▶ ENTRIES SUPPLIED:
● ● ●

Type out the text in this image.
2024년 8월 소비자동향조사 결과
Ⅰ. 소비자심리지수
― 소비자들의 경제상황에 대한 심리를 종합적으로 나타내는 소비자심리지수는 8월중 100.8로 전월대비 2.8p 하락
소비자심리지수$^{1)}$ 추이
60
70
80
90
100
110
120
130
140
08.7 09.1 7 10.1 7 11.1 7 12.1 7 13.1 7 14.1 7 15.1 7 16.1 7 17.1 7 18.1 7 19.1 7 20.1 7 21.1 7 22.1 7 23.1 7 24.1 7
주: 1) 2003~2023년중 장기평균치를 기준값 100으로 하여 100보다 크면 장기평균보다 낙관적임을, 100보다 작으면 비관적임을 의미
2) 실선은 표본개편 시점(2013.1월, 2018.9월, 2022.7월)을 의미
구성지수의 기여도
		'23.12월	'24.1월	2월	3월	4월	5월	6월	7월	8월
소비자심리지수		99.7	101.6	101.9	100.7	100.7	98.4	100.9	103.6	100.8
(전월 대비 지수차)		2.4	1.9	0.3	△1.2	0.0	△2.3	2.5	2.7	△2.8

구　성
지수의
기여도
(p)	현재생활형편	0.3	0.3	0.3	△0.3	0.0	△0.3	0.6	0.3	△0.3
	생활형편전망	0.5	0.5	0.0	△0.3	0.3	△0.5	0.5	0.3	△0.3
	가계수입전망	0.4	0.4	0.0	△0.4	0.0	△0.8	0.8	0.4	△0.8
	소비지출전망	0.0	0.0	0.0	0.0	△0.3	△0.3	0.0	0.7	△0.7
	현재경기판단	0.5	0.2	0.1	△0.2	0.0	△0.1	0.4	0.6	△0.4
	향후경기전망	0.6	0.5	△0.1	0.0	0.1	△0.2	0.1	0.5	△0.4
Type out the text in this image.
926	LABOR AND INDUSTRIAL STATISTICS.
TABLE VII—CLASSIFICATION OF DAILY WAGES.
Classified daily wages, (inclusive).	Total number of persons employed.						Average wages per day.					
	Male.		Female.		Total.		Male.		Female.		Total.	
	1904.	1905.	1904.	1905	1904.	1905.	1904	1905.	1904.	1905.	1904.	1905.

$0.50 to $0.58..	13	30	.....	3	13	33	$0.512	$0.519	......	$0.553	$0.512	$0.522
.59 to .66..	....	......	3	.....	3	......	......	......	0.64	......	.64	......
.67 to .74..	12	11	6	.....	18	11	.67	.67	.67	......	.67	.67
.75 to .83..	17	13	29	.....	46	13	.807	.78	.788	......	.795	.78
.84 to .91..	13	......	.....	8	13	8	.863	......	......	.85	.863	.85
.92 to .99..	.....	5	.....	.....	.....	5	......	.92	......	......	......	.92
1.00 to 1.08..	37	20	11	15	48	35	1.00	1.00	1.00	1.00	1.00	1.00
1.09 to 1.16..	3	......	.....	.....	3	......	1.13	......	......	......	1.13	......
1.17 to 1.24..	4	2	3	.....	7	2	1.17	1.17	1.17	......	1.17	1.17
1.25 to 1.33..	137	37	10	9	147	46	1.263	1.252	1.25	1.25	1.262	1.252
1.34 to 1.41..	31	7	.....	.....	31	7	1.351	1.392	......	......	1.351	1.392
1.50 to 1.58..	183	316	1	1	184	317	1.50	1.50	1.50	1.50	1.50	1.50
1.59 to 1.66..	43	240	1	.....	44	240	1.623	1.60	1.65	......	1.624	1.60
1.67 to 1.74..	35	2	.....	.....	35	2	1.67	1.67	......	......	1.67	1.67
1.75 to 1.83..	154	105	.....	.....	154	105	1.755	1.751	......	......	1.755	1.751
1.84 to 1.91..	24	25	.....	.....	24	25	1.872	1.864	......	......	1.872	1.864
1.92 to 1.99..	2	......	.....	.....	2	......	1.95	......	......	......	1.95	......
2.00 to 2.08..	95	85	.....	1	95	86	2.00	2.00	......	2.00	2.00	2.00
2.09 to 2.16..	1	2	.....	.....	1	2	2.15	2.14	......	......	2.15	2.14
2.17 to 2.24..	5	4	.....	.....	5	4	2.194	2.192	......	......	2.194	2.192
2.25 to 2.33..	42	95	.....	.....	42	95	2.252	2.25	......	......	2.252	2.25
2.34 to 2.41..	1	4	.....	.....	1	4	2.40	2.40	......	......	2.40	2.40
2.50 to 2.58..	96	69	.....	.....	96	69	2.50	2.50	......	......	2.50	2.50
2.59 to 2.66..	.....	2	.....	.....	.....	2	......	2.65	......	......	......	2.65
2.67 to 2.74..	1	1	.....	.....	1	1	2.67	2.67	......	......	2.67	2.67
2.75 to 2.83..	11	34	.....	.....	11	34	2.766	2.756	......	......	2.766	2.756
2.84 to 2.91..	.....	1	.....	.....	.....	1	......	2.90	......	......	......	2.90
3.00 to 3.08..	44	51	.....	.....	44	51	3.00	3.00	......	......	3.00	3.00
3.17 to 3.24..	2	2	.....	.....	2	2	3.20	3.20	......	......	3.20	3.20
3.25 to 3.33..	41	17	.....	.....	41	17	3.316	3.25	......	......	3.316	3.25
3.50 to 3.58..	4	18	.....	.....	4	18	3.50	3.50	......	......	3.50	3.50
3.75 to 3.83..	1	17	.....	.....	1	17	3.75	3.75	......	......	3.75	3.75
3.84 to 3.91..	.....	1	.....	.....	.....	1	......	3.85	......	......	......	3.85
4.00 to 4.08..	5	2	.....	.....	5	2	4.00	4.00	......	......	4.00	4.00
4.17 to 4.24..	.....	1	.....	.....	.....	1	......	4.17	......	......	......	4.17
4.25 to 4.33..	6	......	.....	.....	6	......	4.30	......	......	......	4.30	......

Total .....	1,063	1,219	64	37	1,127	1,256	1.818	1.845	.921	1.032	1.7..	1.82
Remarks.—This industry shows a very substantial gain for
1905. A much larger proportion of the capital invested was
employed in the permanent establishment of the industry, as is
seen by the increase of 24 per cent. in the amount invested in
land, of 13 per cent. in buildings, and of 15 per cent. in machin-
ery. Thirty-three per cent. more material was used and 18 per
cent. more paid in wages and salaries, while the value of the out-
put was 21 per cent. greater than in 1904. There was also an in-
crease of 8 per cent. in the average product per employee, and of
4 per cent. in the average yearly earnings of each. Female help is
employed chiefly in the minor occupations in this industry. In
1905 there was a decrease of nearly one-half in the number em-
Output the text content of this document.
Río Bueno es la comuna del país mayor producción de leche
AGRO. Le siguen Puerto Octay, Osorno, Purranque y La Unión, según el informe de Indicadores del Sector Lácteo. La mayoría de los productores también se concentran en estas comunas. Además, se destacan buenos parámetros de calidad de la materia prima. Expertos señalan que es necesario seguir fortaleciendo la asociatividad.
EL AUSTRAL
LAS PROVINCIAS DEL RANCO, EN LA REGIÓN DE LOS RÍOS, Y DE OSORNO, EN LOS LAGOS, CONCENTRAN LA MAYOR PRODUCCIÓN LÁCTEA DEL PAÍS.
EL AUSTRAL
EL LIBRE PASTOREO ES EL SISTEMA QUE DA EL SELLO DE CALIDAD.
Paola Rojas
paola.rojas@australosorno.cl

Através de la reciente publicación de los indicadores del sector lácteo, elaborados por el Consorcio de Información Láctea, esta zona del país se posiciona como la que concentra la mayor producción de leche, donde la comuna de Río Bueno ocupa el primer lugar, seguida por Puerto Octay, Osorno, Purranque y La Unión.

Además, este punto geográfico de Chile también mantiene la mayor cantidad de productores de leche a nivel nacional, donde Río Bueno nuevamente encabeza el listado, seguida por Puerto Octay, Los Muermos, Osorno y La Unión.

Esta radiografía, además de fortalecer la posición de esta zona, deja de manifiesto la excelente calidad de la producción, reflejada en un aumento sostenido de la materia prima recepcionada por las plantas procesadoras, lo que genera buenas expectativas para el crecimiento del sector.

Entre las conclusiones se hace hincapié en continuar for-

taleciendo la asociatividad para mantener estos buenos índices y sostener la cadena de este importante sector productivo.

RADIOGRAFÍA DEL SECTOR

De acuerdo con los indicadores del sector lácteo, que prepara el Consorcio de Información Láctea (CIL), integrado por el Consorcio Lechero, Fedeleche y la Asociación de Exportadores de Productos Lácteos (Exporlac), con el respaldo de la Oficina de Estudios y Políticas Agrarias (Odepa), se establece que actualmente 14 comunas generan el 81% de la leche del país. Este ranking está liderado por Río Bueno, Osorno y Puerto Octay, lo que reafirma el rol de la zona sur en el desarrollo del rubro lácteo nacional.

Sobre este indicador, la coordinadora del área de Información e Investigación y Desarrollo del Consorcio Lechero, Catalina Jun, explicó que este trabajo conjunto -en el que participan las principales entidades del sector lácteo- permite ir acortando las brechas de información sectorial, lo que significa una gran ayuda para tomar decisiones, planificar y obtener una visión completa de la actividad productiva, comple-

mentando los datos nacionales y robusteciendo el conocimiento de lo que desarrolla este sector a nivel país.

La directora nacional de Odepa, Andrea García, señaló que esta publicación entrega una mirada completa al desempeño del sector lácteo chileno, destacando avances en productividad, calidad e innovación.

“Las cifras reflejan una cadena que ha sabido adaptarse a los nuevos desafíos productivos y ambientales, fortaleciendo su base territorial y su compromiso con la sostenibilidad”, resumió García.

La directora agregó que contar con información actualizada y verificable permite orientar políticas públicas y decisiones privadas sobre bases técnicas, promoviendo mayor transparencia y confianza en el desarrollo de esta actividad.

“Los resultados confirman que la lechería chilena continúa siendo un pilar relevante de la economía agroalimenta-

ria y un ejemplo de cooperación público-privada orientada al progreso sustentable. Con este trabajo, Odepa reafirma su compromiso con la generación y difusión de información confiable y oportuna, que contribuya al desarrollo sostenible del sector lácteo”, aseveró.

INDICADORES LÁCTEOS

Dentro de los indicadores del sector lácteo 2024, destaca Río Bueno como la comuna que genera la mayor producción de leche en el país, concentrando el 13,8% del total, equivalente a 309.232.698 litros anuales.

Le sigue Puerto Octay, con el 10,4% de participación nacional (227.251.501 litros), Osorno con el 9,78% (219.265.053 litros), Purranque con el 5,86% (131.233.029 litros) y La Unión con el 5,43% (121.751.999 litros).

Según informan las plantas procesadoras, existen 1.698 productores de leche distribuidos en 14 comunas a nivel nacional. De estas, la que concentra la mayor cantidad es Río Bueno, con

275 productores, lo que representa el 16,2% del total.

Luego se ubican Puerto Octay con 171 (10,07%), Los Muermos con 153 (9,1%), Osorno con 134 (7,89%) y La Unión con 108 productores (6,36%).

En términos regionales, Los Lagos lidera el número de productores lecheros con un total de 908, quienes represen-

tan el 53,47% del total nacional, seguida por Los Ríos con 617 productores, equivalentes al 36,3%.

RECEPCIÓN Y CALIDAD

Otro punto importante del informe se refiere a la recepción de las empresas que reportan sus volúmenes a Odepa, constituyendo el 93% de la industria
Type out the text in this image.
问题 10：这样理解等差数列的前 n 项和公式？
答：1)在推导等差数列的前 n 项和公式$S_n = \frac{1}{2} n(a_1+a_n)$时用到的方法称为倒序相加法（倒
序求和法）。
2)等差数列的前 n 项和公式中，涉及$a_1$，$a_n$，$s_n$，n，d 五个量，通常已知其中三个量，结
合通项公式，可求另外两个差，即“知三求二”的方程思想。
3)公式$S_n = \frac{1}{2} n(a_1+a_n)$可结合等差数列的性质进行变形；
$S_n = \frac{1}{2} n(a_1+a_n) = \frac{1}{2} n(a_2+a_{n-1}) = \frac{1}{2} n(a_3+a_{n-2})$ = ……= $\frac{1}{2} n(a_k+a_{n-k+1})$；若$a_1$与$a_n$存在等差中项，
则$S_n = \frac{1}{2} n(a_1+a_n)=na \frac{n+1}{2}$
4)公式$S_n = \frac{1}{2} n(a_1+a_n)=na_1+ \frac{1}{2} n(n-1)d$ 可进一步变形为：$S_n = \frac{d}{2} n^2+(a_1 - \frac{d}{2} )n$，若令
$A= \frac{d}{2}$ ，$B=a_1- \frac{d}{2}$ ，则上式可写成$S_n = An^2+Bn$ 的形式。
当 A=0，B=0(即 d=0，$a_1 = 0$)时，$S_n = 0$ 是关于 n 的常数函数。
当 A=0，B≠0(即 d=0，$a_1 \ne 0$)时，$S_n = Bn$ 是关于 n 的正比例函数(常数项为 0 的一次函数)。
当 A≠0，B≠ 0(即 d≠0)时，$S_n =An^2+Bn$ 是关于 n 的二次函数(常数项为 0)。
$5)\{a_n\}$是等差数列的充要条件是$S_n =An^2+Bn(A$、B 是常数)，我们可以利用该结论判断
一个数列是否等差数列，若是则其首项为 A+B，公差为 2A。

● ● ●

▶ REQUIRED TASK:
Check each line of the entries above, and show every one holding the word "invested".

▶ TASK ANSWER:
1905. A much larger proportion of the capital invested was
seen by the increase of 24 per cent. in the amount invested in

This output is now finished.